> **WHAT TO PRODUCE**
In the data below, find every line that has the string "March", and copy it.

***** GIVEN DATA *****

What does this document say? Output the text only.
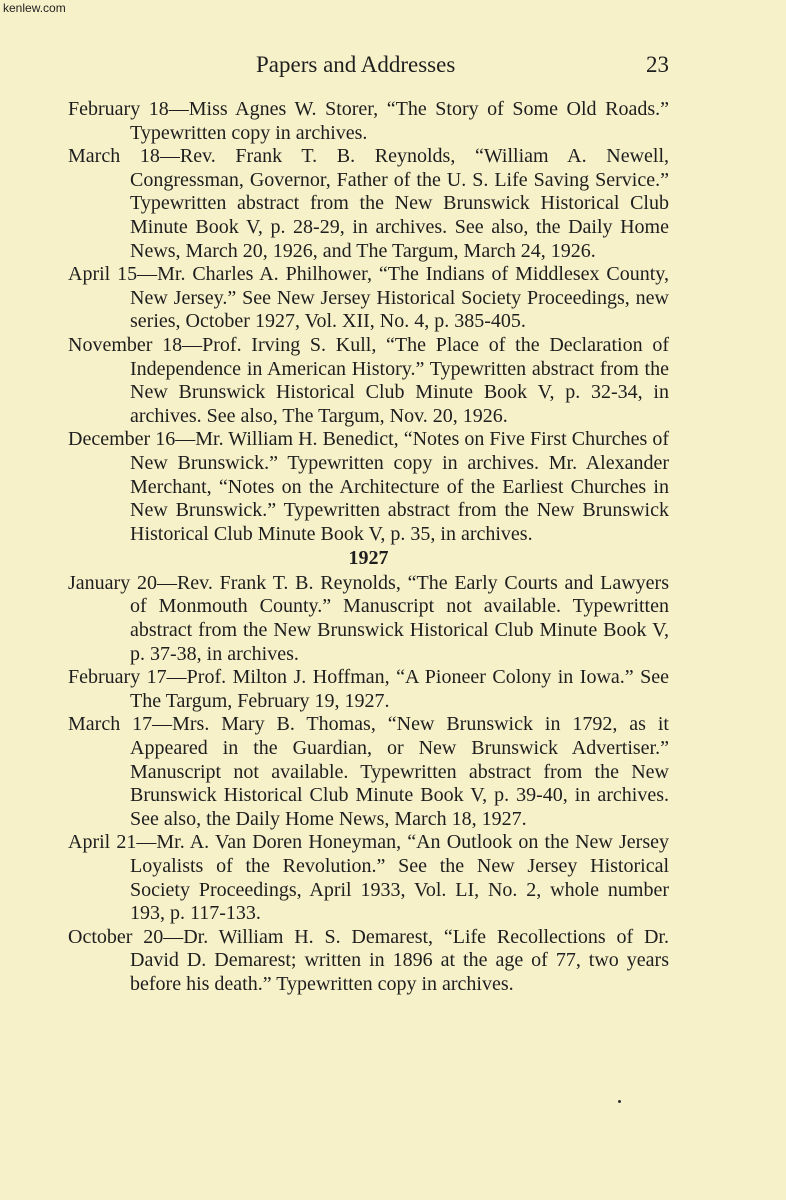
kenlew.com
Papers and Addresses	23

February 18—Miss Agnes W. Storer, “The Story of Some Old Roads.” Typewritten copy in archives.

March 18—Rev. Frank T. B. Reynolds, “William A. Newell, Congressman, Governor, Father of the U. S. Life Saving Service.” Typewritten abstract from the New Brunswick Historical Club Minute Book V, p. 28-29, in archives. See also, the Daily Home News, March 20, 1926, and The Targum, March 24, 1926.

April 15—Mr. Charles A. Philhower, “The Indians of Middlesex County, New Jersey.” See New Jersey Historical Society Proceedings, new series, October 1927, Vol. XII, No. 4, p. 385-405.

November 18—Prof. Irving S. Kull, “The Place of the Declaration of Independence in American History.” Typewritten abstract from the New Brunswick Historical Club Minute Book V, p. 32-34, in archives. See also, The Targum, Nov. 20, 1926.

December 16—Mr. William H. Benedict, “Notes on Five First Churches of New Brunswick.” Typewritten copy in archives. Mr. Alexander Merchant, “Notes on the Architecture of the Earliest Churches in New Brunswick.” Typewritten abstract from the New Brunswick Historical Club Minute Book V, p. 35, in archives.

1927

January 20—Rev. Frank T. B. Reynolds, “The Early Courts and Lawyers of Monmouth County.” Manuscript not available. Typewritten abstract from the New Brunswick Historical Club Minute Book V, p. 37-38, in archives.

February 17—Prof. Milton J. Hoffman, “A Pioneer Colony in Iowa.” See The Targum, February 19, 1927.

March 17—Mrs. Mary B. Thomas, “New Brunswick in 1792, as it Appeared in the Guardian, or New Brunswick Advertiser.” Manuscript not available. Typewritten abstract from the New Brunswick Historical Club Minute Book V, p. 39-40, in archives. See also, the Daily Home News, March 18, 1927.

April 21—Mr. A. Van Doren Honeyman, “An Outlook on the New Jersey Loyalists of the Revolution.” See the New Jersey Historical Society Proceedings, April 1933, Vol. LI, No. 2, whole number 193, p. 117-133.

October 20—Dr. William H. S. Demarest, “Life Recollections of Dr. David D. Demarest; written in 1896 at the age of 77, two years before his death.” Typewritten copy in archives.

*****
***** GIVEN DATA *****

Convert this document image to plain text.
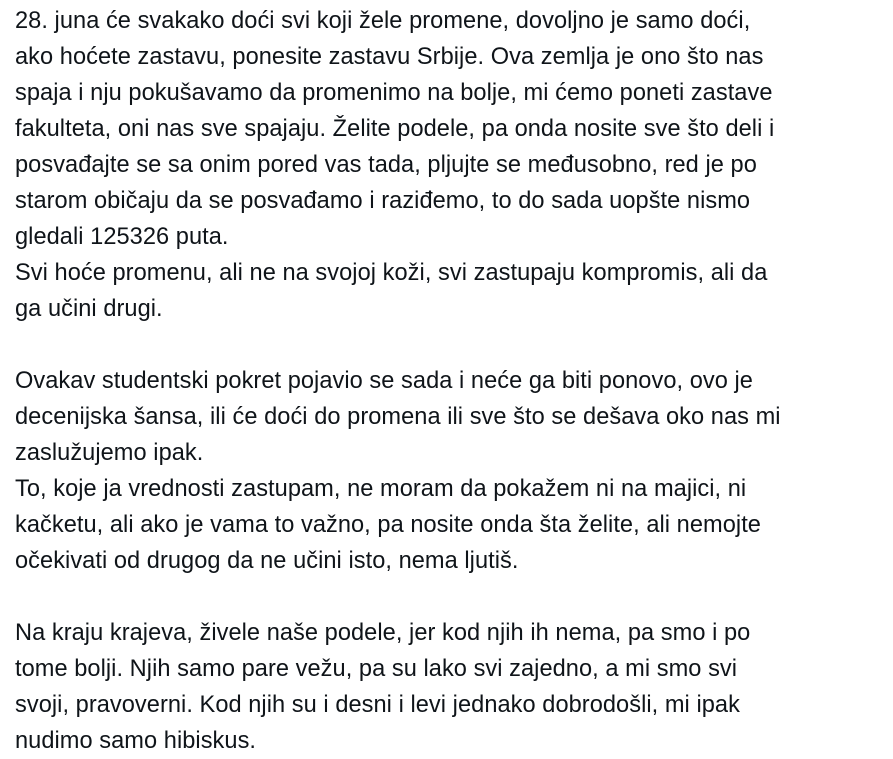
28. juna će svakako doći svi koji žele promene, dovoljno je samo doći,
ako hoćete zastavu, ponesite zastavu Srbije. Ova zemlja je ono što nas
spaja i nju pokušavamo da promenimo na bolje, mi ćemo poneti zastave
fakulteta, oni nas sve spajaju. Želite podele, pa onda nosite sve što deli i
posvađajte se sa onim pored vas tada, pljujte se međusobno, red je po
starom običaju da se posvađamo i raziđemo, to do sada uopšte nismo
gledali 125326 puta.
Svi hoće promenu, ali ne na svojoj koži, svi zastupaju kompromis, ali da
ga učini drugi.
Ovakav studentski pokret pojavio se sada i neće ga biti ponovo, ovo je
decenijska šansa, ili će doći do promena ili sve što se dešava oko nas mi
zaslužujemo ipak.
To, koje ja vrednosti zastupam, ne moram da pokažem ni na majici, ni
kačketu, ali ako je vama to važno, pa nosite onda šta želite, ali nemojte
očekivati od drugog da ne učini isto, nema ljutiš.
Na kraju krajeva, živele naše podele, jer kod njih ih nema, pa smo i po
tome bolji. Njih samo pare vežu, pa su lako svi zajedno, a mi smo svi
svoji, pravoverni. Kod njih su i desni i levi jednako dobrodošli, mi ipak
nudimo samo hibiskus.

*****

> **OUTPUT OF THE EXERCISE**
March 18—Rev. Frank T. B. Reynolds, “William A. Newell, Congressman, Governor, Father of the U. S. Life Saving Service.” Typewritten abstract from the New Brunswick Historical Club Minute Book V, p. 28-29, in archives. See also, the Daily Home News, March 20, 1926, and The Targum, March 24, 1926.
March 17—Mrs. Mary B. Thomas, “New Brunswick in 1792, as it Appeared in the Guardian, or New Brunswick Advertiser.” Manuscript not available. Typewritten abstract from the New Brunswick Historical Club Minute Book V, p. 39-40, in archives. See also, the Daily Home News, March 18, 1927.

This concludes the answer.